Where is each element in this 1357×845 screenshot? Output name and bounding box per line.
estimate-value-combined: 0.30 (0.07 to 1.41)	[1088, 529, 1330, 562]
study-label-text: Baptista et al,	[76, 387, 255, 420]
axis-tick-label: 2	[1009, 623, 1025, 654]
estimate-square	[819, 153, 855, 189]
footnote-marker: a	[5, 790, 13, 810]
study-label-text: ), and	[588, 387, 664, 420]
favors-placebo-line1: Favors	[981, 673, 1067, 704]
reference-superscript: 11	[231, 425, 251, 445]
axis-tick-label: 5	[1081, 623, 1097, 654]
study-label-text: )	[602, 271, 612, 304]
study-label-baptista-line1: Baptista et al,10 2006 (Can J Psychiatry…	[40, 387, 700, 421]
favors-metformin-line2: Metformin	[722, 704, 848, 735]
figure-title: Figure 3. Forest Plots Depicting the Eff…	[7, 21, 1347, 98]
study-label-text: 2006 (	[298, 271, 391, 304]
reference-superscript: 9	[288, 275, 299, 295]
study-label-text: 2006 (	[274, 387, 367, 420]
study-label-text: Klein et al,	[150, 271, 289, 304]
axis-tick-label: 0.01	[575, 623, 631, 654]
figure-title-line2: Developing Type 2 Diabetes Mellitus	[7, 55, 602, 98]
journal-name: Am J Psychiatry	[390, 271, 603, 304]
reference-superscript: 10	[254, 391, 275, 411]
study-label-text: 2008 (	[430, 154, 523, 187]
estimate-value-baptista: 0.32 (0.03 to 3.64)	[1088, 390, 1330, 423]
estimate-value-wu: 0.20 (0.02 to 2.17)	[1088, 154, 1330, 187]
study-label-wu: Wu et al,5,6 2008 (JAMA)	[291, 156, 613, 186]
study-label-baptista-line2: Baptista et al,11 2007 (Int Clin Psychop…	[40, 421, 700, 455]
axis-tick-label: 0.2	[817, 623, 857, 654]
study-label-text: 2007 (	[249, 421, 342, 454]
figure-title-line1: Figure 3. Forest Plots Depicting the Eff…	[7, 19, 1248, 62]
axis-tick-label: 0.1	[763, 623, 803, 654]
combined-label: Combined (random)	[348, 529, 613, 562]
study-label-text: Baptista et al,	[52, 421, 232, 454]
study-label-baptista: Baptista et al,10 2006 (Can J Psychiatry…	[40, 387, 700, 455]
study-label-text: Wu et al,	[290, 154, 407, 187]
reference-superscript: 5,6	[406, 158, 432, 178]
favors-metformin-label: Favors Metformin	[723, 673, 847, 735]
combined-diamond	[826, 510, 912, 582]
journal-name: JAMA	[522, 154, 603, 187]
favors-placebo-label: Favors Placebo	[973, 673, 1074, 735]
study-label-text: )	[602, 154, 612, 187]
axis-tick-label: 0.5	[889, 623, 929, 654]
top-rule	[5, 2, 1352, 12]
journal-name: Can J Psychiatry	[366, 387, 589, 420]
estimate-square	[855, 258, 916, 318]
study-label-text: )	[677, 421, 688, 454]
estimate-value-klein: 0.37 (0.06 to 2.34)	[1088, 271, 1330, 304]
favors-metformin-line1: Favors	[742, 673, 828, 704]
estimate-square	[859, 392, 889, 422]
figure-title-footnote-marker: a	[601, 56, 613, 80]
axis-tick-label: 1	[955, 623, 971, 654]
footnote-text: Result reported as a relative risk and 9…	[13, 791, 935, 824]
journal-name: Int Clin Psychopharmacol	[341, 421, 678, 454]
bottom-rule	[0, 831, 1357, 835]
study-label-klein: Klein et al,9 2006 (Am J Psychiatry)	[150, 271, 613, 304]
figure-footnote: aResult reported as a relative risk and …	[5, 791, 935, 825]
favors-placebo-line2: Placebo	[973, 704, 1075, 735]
==
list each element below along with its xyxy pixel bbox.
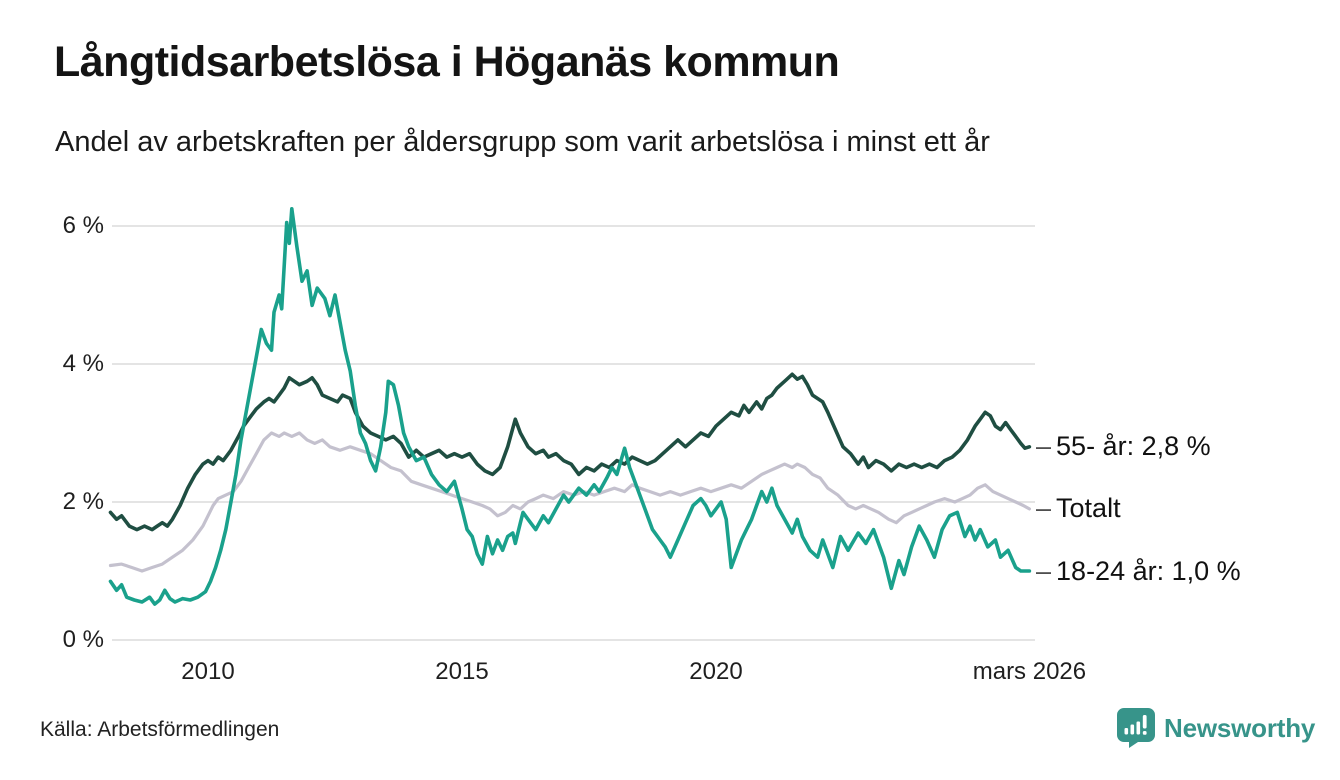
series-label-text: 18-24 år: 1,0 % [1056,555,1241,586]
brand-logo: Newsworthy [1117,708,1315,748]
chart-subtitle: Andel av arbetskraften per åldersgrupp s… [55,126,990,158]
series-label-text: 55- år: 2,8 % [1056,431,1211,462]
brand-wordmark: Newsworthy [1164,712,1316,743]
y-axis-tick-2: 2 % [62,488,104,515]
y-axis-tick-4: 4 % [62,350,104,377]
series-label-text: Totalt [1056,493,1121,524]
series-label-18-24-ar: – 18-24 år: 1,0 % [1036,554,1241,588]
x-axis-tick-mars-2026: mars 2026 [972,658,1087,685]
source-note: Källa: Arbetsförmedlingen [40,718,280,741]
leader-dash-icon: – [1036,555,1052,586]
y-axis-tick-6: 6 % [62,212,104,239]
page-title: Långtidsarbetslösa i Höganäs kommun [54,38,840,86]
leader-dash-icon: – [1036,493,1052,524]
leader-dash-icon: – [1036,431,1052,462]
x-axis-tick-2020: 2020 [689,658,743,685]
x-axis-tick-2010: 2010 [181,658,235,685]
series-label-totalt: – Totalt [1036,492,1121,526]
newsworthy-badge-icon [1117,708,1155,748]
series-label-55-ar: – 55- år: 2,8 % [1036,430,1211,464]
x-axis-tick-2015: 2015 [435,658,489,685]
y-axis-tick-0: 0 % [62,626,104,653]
* * *
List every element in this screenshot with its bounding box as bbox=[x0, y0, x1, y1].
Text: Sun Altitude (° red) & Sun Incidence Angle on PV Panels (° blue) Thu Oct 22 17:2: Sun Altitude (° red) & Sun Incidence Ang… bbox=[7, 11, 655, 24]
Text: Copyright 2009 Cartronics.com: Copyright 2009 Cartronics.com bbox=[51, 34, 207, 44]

STATED EXERCISE
Give the part of the entries that opens with the line containing "Where is each" and closes with the line containing "623, 1097, 654]" again. In those lines only, switch "axis-tick-label" to "axis-tick-text" and leave everything else unchanged.

ANSWER TO THIS TASK
Where is each element in this 1357×845 screenshot? Output name and bounding box per line.
estimate-value-combined: 0.30 (0.07 to 1.41)	[1088, 529, 1330, 562]
study-label-text: Baptista et al,	[76, 387, 255, 420]
axis-tick-text: 2	[1009, 623, 1025, 654]
estimate-square	[819, 153, 855, 189]
footnote-marker: a	[5, 790, 13, 810]
study-label-text: ), and	[588, 387, 664, 420]
favors-placebo-line1: Favors	[981, 673, 1067, 704]
reference-superscript: 11	[231, 425, 251, 445]
axis-tick-text: 5	[1081, 623, 1097, 654]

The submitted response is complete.